* EXTRACT PROVIDED

Consumer protection from shoddy services, dangerous products, health and safety hazards is essential. But as the Texas Supreme Court showed in a recent ruling that licensing of eyebrow-threading is “useless,” licensing often has less to do with public safety and more with handicapping competitors. Fear of the gig and sharing economy, and growth in teleworking across state or local boundaries will undoubtedly stir existing businesses to step up their self-protective lobbying.
A July 2015 White House study found that licensing requirements vary substantially by states, irrespective of political leadership. Ohio imposes licenses on 33.3% of workers; in Florida it’s 28.7%; in California, 20.7%; and in Nevada, 30.7%. Sixty occupations are regulated in some way in all 50 states, with 1,110 occupations regulated in at least one state.
Certain demographic groups, such as immigrants and military spouses, are more heavily penalized by these licensing measures. For immigrants, the tedious and costly process of obtaining a license often delays their integration into the workforce. Thirty-five percent of military spouses work in professions that require state licenses, but they are also more likely to move across state lines than civilian counterparts, requiring multiple and lengthy relicensing reviews.
This is clearly an area for bipartisan action to harmonize regulatory requirements among states, increase multistate compacts to promote greater mobility and impose sunset reviews of licensing requirements.
Another troubling economic undercurrent is the decline of churn in the labor force. The flow of unemployed to employed has declined from close to 30% in 2007 to 16% at the trough of the recession to roughly 20% over the past two years. There has been a shift from full-time to part-time work, and the flow of workers to and from jobs has been dropping since the early 2000s, despite the drop in the unemployment rate.
In every quarter during the 1990s, six of every 100 workers moved to new jobs, while 5.5 out of 100 workers left their jobs. When they are not fired, many employees move from firm to firm, or different jobs within their firm in search of broader experience, better pay, better prospects for career-building and advancement or greater compatibility with personal needs. Historically, young firms have been dynamic job creators, but they now account for a smaller share of new hires, down from about 38% in the late 1990s to roughly 33% today, according to the Kauffman Foundation.
March data from the Labor Department’s Job Openings and Labor Turnover Survey showed that 5.3 million workers moved to a new job, down from 5.5 million in February. Close to five million left their jobs compared with 5.2 million in February. The good news was that there are now 1.4 unemployed workers for every available job, down significantly from 6.7 workers for every available job at the worst of the recession, and that 60% of workers are changing jobs willingly.
The ominous news is that these improvements haven’t been accompanied by sustained productivity growth. Measuring productivity is the subject of much debate, and there is considerable dispute about the impact of technology. Nevertheless, almost three decades of slower churn in the flow of business formation and business deaths, of less-dynamic labor markets, and of flat income growth point urgently to the need for better policy.
Washington and state governments need to wake up and remove obstacles to investment, new business formation and labor mobility. Encouraging investment in human capital and productive infrastructure is essential, and so is moving to financial and interest-rate conditions that promote investment and growth. That might give American investors and workers the bounce they deserve. What we’ve been doing so far hasn’t worked. Time for something new?

* DATA EXTRACT
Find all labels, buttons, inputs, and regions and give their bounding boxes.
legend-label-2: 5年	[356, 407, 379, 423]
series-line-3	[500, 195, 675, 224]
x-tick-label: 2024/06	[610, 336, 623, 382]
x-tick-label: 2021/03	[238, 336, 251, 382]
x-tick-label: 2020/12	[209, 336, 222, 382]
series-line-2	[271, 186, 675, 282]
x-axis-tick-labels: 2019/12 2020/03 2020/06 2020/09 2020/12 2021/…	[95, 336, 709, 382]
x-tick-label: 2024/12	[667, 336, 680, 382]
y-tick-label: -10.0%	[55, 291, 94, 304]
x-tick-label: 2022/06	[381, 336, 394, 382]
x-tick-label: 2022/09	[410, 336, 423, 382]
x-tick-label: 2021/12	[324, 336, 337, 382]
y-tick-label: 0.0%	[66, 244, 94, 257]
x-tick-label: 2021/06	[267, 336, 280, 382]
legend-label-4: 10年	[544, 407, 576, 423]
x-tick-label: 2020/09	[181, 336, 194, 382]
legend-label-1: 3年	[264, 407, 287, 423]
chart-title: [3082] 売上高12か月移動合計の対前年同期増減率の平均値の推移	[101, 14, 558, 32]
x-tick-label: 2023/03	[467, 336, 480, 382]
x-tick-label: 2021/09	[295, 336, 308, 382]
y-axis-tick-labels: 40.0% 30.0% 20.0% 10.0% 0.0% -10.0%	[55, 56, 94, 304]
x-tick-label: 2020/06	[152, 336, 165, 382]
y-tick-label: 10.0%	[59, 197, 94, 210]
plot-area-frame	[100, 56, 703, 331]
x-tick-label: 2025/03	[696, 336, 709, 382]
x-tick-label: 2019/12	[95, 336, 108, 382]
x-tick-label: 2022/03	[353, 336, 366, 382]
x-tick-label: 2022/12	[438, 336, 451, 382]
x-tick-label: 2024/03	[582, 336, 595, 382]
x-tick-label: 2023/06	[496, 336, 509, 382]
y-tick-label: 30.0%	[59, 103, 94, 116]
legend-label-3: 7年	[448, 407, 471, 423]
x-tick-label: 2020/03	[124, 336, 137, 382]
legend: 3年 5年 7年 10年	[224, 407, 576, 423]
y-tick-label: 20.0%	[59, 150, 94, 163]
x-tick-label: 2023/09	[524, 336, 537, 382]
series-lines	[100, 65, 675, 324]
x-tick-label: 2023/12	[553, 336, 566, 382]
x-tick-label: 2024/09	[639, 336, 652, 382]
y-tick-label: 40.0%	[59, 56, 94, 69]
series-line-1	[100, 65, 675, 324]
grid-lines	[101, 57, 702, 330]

* PROMPT 1
In the commentary on licensing and labor churn, what percentage of military spouses work in professions that require state licenses?
* PROMPT 2
Please list every state that the commentary on licensing and labor churn gives a share of licensed workers for, along with that share.
* PROMPT 3
Print everything in the commentary on licensing and labor churn from "Consumer protection from" down to "their self-protective lobbying.".
The entries are separate material, apart from the commentary on licensing and labor churn.

* ANSWER 1
Thirty-five percent.

* ANSWER 2
- Ohio: 33.3%
- Florida: 28.7%
- California: 20.7%
- Nevada: 30.7%

* ANSWER 3
Consumer protection from shoddy services, dangerous products, health and safety hazards is essential. But as the Texas Supreme Court showed in a recent ruling that licensing of eyebrow-threading is “useless,” licensing often has less to do with public safety and more with handicapping competitors. Fear of the gig and sharing economy, and growth in teleworking across state or local boundaries will undoubtedly stir existing businesses to step up their self-protective lobbying.